Text passage

========================================================================

Born in Toronto to British parents, Fraser was educated at the University of Toronto (Victoria College), Ryerson University, Carleton University, London School of Economics, Nuffield College, Oxford, University of Paris I: Panthéon-Sorbonne, and the Institut d'Etudes Politiques de Paris, where he earned a doctorate in political science.
He began his journalism career at the Globe and Mail in the early 1980s, and subsequently wrote a weekly column for the Montreal Gazette from Paris and London. In the 1990s, he became a policy adviser and consultant in Ottawa, where he worked mainly on broadcasting and media policy issues for the Liberal government. In 1997, he joined the faculty of Ryerson University's School of Radio and Television Arts as a research professor.

========================================================================

Data shown

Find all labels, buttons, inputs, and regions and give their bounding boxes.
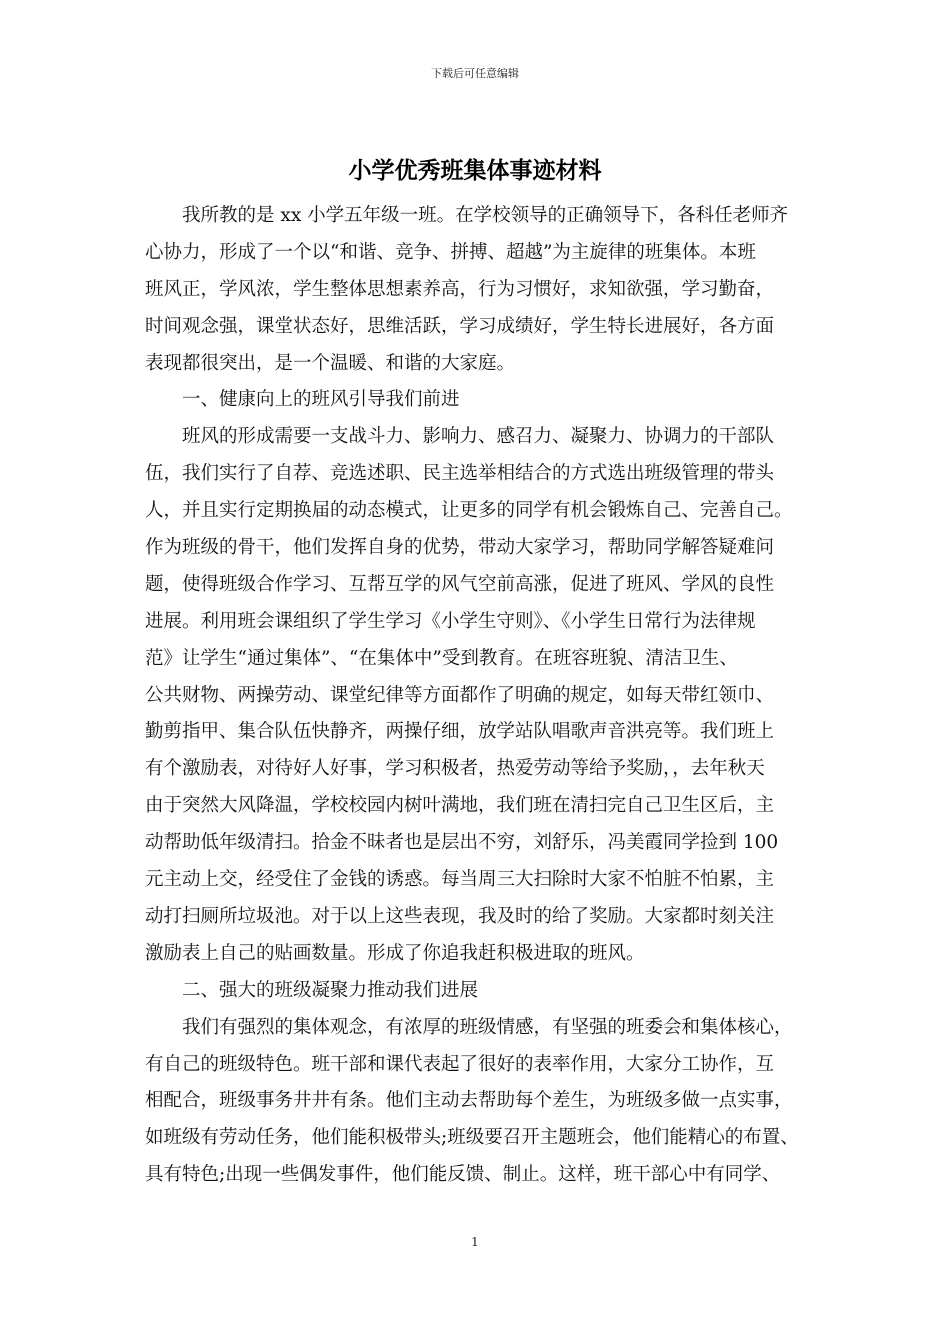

========================================================================

Tasks to complete
a) Echo back the part of the Fraser biography above that opens with the words containing "Born in Toronto" and closes with "a research professor.", with no changes.
b) Proceed with the biography of Fraser above, picking up right after its last sentence.

Answers provided
a)
Born in Toronto to British parents, Fraser was educated at the University of Toronto (Victoria College), Ryerson University, Carleton University, London School of Economics, Nuffield College, Oxford, University of Paris I: Panthéon-Sorbonne, and the Institut d'Etudes Politiques de Paris, where he earned a doctorate in political science.
He began his journalism career at the Globe and Mail in the early 1980s, and subsequently wrote a weekly column for the Montreal Gazette from Paris and London. In the 1990s, he became a policy adviser and consultant in Ottawa, where he worked mainly on broadcasting and media policy issues for the Liberal government. In 1997, he joined the faculty of Ryerson University's School of Radio and Television Arts as a research professor.

b)
In 1998 when media baron Conrad Black launched the conservative daily, National Post, Fraser joined the paper as its media columnist while retaining his academic position at Ryerson. In 2002-03, he co-hosted a weekly CBC Newsworld television show, "Inside Media". His co-host, with whom Fraser had a combattive on-air relationship, was left-wing Toronto Star columnist Antonia Zerbisias. Fraser left the television show twice in its debut season for different reasons. In January 2003, he quit the show following the sudden death of his wife Rebecca Gotlieb. Fraser made an attempt to return to the show two months later, but quit suddenly again when, in May 2003, he was appointed Editor-in-Chief of the National Post, replacing founding editor Ken Whyte.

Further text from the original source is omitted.